TO DO: Give back all the data exactly, line by line.

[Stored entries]
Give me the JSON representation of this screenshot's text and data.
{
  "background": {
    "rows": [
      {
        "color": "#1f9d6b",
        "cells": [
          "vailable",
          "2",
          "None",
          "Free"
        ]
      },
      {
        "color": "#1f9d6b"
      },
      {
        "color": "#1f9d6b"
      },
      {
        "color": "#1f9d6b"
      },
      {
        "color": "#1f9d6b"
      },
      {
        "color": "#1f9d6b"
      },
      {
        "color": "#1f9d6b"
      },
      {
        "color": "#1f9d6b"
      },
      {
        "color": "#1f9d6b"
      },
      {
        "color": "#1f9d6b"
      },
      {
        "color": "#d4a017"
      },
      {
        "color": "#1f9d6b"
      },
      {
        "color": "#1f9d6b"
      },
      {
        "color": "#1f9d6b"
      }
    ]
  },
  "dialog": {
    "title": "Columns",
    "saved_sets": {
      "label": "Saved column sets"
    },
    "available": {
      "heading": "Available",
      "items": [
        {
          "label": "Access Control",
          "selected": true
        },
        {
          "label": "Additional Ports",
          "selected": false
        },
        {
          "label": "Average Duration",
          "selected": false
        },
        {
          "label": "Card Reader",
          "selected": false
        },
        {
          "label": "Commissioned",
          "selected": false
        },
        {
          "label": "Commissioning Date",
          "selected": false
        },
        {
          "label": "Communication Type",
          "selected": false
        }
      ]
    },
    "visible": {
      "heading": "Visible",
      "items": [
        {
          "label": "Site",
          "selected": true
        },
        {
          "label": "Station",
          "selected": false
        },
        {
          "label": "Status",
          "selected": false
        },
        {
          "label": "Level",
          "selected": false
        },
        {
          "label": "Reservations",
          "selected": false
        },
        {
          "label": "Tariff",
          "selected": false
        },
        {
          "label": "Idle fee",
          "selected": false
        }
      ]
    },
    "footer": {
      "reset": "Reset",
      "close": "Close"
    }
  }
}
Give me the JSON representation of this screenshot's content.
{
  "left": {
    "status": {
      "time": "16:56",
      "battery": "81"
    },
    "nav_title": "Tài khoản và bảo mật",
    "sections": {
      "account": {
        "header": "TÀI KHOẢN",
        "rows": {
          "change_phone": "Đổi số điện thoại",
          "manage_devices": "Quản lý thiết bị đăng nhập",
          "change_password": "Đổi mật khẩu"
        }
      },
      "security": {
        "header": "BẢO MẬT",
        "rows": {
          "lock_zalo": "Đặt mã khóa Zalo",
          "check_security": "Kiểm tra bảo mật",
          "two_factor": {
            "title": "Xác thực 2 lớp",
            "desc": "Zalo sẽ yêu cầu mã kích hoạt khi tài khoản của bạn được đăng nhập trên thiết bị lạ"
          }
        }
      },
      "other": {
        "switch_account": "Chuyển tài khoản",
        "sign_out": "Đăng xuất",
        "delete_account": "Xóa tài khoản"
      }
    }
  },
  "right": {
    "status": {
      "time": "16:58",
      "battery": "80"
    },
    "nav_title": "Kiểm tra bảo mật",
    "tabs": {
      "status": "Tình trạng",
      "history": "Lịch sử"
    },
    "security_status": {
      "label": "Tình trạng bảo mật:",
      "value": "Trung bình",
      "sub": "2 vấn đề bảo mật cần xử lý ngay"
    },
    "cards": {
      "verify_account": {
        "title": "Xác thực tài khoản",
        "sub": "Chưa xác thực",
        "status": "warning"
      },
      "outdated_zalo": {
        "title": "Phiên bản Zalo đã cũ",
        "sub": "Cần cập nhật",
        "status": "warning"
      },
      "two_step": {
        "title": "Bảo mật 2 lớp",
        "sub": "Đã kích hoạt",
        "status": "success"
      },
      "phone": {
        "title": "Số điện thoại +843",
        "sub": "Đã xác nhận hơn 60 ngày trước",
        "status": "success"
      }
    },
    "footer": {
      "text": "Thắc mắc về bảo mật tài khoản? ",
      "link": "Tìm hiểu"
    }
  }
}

PROBLEM SOLUTION:
Give me the JSON representation of this screenshot's text and data.
{
  "background": {
    "rows": [
      {
        "color": "#1f9d6b",
        "cells": [
          "vailable",
          "2",
          "None",
          "Free"
        ]
      },
      {
        "color": "#1f9d6b"
      },
      {
        "color": "#1f9d6b"
      },
      {
        "color": "#1f9d6b"
      },
      {
        "color": "#1f9d6b"
      },
      {
        "color": "#1f9d6b"
      },
      {
        "color": "#1f9d6b"
      },
      {
        "color": "#1f9d6b"
      },
      {
        "color": "#1f9d6b"
      },
      {
        "color": "#1f9d6b"
      },
      {
        "color": "#d4a017"
      },
      {
        "color": "#1f9d6b"
      },
      {
        "color": "#1f9d6b"
      },
      {
        "color": "#1f9d6b"
      }
    ]
  },
  "dialog": {
    "title": "Columns",
    "saved_sets": {
      "label": "Saved column sets"
    },
    "available": {
      "heading": "Available",
      "items": [
        {
          "label": "Access Control",
          "selected": true
        },
        {
          "label": "Additional Ports",
          "selected": false
        },
        {
          "label": "Average Duration",
          "selected": false
        },
        {
          "label": "Card Reader",
          "selected": false
        },
        {
          "label": "Commissioned",
          "selected": false
        },
        {
          "label": "Commissioning Date",
          "selected": false
        },
        {
          "label": "Communication Type",
          "selected": false
        }
      ]
    },
    "visible": {
      "heading": "Visible",
      "items": [
        {
          "label": "Site",
          "selected": true
        },
        {
          "label": "Station",
          "selected": false
        },
        {
          "label": "Status",
          "selected": false
        },
        {
          "label": "Level",
          "selected": false
        },
        {
          "label": "Reservations",
          "selected": false
        },
        {
          "label": "Tariff",
          "selected": false
        },
        {
          "label": "Idle fee",
          "selected": false
        }
      ]
    },
    "footer": {
      "reset": "Reset",
      "close": "Close"
    }
  }
}
Give me the JSON representation of this screenshot's content.
{
  "left": {
    "status": {
      "time": "16:56",
      "battery": "81"
    },
    "nav_title": "Tài khoản và bảo mật",
    "sections": {
      "account": {
        "header": "TÀI KHOẢN",
        "rows": {
          "change_phone": "Đổi số điện thoại",
          "manage_devices": "Quản lý thiết bị đăng nhập",
          "change_password": "Đổi mật khẩu"
        }
      },
      "security": {
        "header": "BẢO MẬT",
        "rows": {
          "lock_zalo": "Đặt mã khóa Zalo",
          "check_security": "Kiểm tra bảo mật",
          "two_factor": {
            "title": "Xác thực 2 lớp",
            "desc": "Zalo sẽ yêu cầu mã kích hoạt khi tài khoản của bạn được đăng nhập trên thiết bị lạ"
          }
        }
      },
      "other": {
        "switch_account": "Chuyển tài khoản",
        "sign_out": "Đăng xuất",
        "delete_account": "Xóa tài khoản"
      }
    }
  },
  "right": {
    "status": {
      "time": "16:58",
      "battery": "80"
    },
    "nav_title": "Kiểm tra bảo mật",
    "tabs": {
      "status": "Tình trạng",
      "history": "Lịch sử"
    },
    "security_status": {
      "label": "Tình trạng bảo mật:",
      "value": "Trung bình",
      "sub": "2 vấn đề bảo mật cần xử lý ngay"
    },
    "cards": {
      "verify_account": {
        "title": "Xác thực tài khoản",
        "sub": "Chưa xác thực",
        "status": "warning"
      },
      "outdated_zalo": {
        "title": "Phiên bản Zalo đã cũ",
        "sub": "Cần cập nhật",
        "status": "warning"
      },
      "two_step": {
        "title": "Bảo mật 2 lớp",
        "sub": "Đã kích hoạt",
        "status": "success"
      },
      "phone": {
        "title": "Số điện thoại +843",
        "sub": "Đã xác nhận hơn 60 ngày trước",
        "status": "success"
      }
    },
    "footer": {
      "text": "Thắc mắc về bảo mật tài khoản? ",
      "link": "Tìm hiểu"
    }
  }
}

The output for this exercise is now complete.